Problem statement:
Gather the lines from the material that contain "screenshot".

Dataset rows:
··········

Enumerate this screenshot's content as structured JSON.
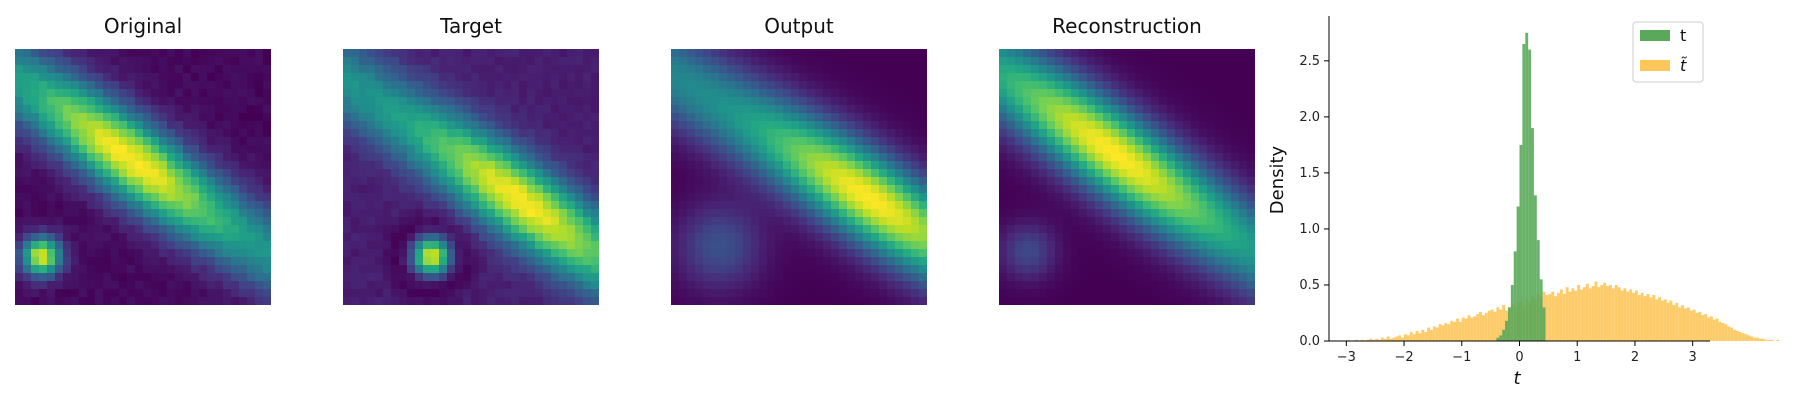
{
  "chart_data": [
    {
      "type": "heatmap",
      "title": "Original",
      "grid": [
        32,
        32
      ],
      "colormap": "viridis",
      "features": {
        "main_band": "diagonal bright band, peak left-center",
        "secondary_blob": "bottom-left bright spot"
      }
    },
    {
      "type": "heatmap",
      "title": "Target",
      "grid": [
        32,
        32
      ],
      "colormap": "viridis",
      "features": {
        "main_band": "diagonal bright band, peak right-center",
        "secondary_blob": "lower-left-center bright spot"
      }
    },
    {
      "type": "heatmap",
      "title": "Output",
      "grid": [
        32,
        32
      ],
      "colormap": "viridis",
      "features": {
        "main_band": "diagonal bright band, peak right",
        "secondary_blob": "faint bottom-left glow"
      }
    },
    {
      "type": "heatmap",
      "title": "Reconstruction",
      "grid": [
        32,
        32
      ],
      "colormap": "viridis",
      "features": {
        "main_band": "diagonal bright band, peak left-center",
        "secondary_blob": "faint bottom-left glow"
      }
    },
    {
      "type": "bar",
      "subtype": "histogram",
      "title": "",
      "xlabel": "t",
      "ylabel": "Density",
      "xlim": [
        -3.3,
        3.3
      ],
      "ylim": [
        0,
        2.9
      ],
      "xticks": [
        "−3",
        "−2",
        "−1",
        "0",
        "1",
        "2",
        "3"
      ],
      "xtick_values": [
        -3,
        -2,
        -1,
        0,
        1,
        2,
        3
      ],
      "yticks": [
        "0.0",
        "0.5",
        "1.0",
        "1.5",
        "2.0",
        "2.5"
      ],
      "ytick_values": [
        0,
        0.5,
        1.0,
        1.5,
        2.0,
        2.5
      ],
      "legend_position": "top-right",
      "series": [
        {
          "name": "t",
          "color": "#5aa85a",
          "bin_width": 0.05,
          "bin_start": -0.4,
          "values": [
            0.03,
            0.05,
            0.1,
            0.18,
            0.3,
            0.5,
            0.8,
            1.2,
            1.75,
            2.65,
            2.75,
            2.6,
            1.9,
            1.3,
            0.9,
            0.55,
            0.3
          ]
        },
        {
          "name": "t̃",
          "color": "#fdc75a",
          "bin_width": 0.05,
          "bin_start": -3.0,
          "values": [
            0.01,
            0.0,
            0.0,
            0.01,
            0.0,
            0.01,
            0.0,
            0.01,
            0.02,
            0.01,
            0.02,
            0.01,
            0.03,
            0.02,
            0.04,
            0.02,
            0.03,
            0.04,
            0.05,
            0.03,
            0.06,
            0.05,
            0.08,
            0.06,
            0.09,
            0.07,
            0.1,
            0.08,
            0.12,
            0.1,
            0.13,
            0.12,
            0.15,
            0.14,
            0.16,
            0.15,
            0.18,
            0.17,
            0.2,
            0.17,
            0.21,
            0.2,
            0.23,
            0.21,
            0.22,
            0.24,
            0.26,
            0.23,
            0.25,
            0.27,
            0.28,
            0.26,
            0.3,
            0.28,
            0.32,
            0.27,
            0.3,
            0.33,
            0.31,
            0.34,
            0.36,
            0.32,
            0.38,
            0.35,
            0.4,
            0.37,
            0.42,
            0.39,
            0.44,
            0.41,
            0.42,
            0.44,
            0.4,
            0.43,
            0.46,
            0.42,
            0.48,
            0.44,
            0.47,
            0.45,
            0.5,
            0.46,
            0.48,
            0.51,
            0.47,
            0.49,
            0.53,
            0.48,
            0.5,
            0.52,
            0.49,
            0.5,
            0.47,
            0.5,
            0.48,
            0.45,
            0.47,
            0.44,
            0.46,
            0.43,
            0.45,
            0.41,
            0.43,
            0.4,
            0.42,
            0.39,
            0.41,
            0.37,
            0.39,
            0.36,
            0.37,
            0.34,
            0.36,
            0.32,
            0.34,
            0.3,
            0.32,
            0.29,
            0.3,
            0.27,
            0.28,
            0.25,
            0.26,
            0.23,
            0.24,
            0.21,
            0.22,
            0.19,
            0.2,
            0.17,
            0.16,
            0.15,
            0.13,
            0.12,
            0.1,
            0.09,
            0.08,
            0.07,
            0.06,
            0.05,
            0.04,
            0.03,
            0.03,
            0.02,
            0.02,
            0.01,
            0.01,
            0.01,
            0.0,
            0.01
          ]
        }
      ]
    }
  ]
}
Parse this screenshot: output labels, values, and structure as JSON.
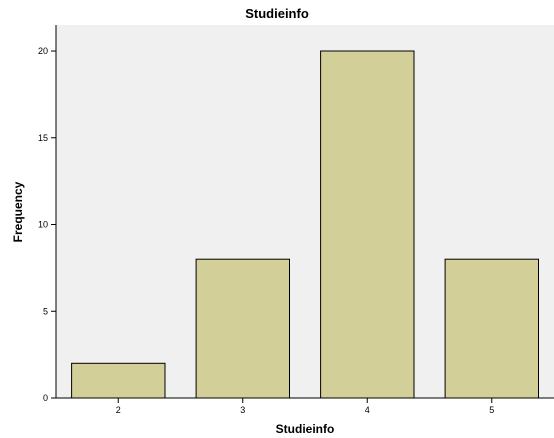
{
  "chart_data": {
    "type": "bar",
    "title": "Studieinfo",
    "xlabel": "Studieinfo",
    "ylabel": "Frequency",
    "categories": [
      "2",
      "3",
      "4",
      "5"
    ],
    "values": [
      2,
      8,
      20,
      8
    ],
    "ylim": [
      0,
      21.5
    ],
    "yticks": [
      0,
      5,
      10,
      15,
      20
    ],
    "grid": false,
    "colors": {
      "bar_fill": "#d3cf98",
      "bar_stroke": "#000000",
      "plot_background": "#f0f0f0",
      "axis": "#000000"
    }
  }
}
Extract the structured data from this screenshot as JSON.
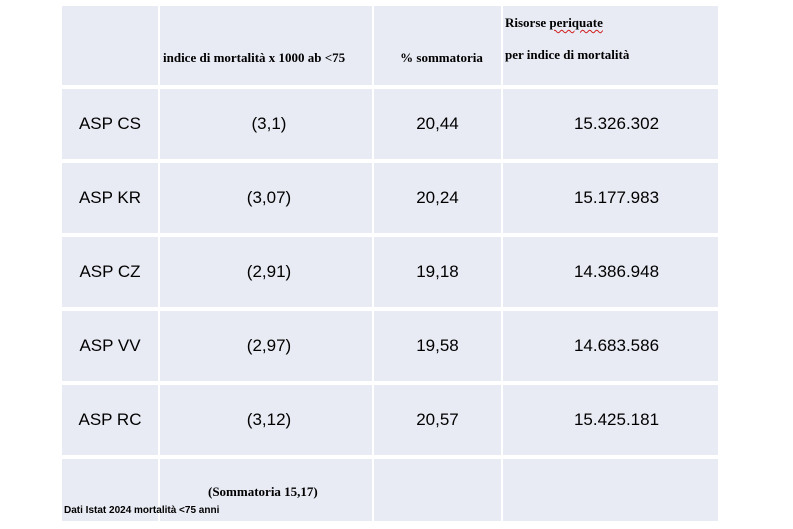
{
  "table": {
    "headers": {
      "mortality_index": "indice di mortalità x 1000 ab <75",
      "percent_sum": "% sommatoria",
      "resources_line1": "Risorse periquate",
      "resources_line2": "per indice di mortalità"
    },
    "rows": [
      {
        "asp": "ASP CS",
        "index": "(3,1)",
        "percent": "20,44",
        "resources": "15.326.302"
      },
      {
        "asp": "ASP KR",
        "index": "(3,07)",
        "percent": "20,24",
        "resources": "15.177.983"
      },
      {
        "asp": "ASP CZ",
        "index": "(2,91)",
        "percent": "19,18",
        "resources": "14.386.948"
      },
      {
        "asp": "ASP VV",
        "index": "(2,97)",
        "percent": "19,58",
        "resources": "14.683.586"
      },
      {
        "asp": "ASP RC",
        "index": "(3,12)",
        "percent": "20,57",
        "resources": "15.425.181"
      }
    ],
    "total": "(Sommatoria 15,17)"
  },
  "footer": "Dati Istat 2024 mortalità <75 anni"
}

··········

Output for this task:
Enumerate this screenshot's content as structured JSON.
Parse this screenshot: output labels, values, and structure as JSON.
Extract the structured data from this screenshot as JSON.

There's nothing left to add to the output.